Dataset items
=======

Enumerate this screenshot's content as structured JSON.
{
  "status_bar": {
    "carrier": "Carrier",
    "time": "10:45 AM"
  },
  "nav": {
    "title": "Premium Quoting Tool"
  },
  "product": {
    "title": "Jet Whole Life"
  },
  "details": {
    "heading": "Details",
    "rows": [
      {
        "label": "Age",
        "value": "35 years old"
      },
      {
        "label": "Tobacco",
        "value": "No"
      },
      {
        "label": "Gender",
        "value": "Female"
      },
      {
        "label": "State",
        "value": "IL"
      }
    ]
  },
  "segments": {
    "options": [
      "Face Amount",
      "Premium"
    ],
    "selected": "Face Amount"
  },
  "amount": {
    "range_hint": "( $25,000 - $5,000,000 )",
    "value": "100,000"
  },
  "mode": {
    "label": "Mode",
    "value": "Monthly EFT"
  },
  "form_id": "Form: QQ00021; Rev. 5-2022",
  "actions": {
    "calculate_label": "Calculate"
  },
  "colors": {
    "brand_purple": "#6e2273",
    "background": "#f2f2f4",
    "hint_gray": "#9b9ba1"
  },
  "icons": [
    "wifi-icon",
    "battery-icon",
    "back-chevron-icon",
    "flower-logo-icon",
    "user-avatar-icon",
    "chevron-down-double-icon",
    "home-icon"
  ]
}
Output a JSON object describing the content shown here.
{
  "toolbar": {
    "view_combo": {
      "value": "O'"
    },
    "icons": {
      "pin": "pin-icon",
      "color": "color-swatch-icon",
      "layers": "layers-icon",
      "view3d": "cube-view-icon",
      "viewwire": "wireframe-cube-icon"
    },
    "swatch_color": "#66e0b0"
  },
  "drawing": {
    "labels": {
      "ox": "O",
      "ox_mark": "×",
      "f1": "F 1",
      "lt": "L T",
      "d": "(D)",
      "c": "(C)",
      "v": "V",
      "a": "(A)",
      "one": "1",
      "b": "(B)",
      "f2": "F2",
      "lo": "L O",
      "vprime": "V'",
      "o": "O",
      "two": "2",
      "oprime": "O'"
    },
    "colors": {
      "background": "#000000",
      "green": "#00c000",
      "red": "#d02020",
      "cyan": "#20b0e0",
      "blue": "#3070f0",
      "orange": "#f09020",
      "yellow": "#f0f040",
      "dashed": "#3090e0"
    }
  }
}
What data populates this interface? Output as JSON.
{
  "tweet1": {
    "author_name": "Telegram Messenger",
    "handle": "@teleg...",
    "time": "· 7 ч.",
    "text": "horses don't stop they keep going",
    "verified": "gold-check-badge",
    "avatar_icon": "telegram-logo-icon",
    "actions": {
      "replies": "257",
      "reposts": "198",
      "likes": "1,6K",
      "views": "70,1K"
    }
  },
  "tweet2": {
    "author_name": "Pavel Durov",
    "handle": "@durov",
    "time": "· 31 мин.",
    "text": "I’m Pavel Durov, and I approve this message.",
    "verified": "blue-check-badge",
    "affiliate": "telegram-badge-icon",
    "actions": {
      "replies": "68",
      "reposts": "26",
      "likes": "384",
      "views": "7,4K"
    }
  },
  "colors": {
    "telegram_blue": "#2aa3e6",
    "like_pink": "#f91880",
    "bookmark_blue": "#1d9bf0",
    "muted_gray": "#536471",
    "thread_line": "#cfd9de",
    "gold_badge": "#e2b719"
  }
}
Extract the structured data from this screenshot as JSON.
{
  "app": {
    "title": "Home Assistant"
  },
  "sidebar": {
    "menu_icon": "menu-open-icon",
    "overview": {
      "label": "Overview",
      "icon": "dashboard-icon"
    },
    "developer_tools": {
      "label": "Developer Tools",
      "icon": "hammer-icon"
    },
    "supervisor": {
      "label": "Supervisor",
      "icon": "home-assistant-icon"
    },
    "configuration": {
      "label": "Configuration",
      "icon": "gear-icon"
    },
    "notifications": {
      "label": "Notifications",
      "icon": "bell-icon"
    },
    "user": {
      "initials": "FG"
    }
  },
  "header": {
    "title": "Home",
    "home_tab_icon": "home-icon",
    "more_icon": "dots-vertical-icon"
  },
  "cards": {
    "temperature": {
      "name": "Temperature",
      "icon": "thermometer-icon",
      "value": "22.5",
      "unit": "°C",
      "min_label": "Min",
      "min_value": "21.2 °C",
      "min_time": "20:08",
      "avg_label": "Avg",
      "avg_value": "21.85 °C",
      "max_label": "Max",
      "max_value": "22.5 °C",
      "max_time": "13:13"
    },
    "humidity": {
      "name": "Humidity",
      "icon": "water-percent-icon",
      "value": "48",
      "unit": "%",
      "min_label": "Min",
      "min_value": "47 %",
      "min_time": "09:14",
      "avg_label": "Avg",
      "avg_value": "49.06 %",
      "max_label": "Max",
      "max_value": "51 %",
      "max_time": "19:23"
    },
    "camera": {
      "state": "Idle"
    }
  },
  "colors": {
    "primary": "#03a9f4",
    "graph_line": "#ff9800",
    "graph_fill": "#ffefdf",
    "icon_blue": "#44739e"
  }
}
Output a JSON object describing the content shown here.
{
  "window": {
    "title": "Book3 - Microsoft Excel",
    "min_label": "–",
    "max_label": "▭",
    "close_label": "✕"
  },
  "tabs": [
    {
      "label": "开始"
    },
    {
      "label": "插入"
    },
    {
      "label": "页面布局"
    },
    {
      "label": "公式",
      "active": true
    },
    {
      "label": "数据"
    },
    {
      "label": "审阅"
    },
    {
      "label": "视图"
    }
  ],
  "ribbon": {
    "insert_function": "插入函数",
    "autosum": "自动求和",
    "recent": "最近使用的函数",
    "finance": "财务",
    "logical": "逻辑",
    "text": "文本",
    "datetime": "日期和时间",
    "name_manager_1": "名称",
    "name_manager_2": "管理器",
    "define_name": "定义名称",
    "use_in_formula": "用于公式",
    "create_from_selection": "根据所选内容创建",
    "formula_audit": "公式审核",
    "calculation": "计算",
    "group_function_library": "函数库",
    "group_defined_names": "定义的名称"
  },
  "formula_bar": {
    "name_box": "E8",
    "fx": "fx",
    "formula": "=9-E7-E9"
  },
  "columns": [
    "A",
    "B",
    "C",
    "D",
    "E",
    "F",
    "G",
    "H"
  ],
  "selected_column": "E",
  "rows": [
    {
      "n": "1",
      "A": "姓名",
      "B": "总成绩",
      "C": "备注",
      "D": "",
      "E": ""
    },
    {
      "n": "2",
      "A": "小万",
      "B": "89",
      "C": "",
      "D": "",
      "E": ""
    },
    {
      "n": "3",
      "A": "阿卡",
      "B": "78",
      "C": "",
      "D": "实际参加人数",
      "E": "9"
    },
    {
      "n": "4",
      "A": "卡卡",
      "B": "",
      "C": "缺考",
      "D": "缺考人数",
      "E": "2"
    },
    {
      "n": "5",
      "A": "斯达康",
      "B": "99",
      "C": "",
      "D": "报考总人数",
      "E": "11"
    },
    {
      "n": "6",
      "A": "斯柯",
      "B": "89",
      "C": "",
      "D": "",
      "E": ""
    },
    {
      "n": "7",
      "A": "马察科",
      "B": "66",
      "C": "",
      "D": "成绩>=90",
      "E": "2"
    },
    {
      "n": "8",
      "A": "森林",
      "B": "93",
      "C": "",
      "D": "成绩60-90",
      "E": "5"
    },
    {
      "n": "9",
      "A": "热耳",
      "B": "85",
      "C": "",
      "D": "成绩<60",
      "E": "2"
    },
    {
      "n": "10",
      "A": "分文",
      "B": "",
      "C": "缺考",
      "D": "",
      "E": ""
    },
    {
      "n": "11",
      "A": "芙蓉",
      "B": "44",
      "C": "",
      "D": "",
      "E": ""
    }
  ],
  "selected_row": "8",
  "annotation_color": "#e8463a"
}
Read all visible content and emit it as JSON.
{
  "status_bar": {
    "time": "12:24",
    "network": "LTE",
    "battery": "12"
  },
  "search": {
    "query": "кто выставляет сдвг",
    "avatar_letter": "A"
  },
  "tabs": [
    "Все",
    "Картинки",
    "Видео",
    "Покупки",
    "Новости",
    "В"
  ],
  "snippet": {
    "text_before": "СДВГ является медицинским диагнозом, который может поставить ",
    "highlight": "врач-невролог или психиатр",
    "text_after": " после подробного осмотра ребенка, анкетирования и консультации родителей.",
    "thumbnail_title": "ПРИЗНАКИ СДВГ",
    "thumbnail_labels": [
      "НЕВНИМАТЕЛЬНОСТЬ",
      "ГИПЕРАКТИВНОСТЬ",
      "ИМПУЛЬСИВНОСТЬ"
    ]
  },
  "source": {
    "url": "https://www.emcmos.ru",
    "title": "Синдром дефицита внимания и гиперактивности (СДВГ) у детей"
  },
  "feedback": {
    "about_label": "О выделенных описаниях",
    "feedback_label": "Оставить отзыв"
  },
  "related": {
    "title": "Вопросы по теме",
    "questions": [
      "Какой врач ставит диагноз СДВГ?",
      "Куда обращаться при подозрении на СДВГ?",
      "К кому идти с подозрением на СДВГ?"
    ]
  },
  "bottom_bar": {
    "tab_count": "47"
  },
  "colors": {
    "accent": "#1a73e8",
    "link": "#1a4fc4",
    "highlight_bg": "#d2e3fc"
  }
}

=======

Exercise objective
All lines above with "logo" in them should be returned.

Exercise output
    "flower-logo-icon",
    "avatar_icon": "telegram-logo-icon",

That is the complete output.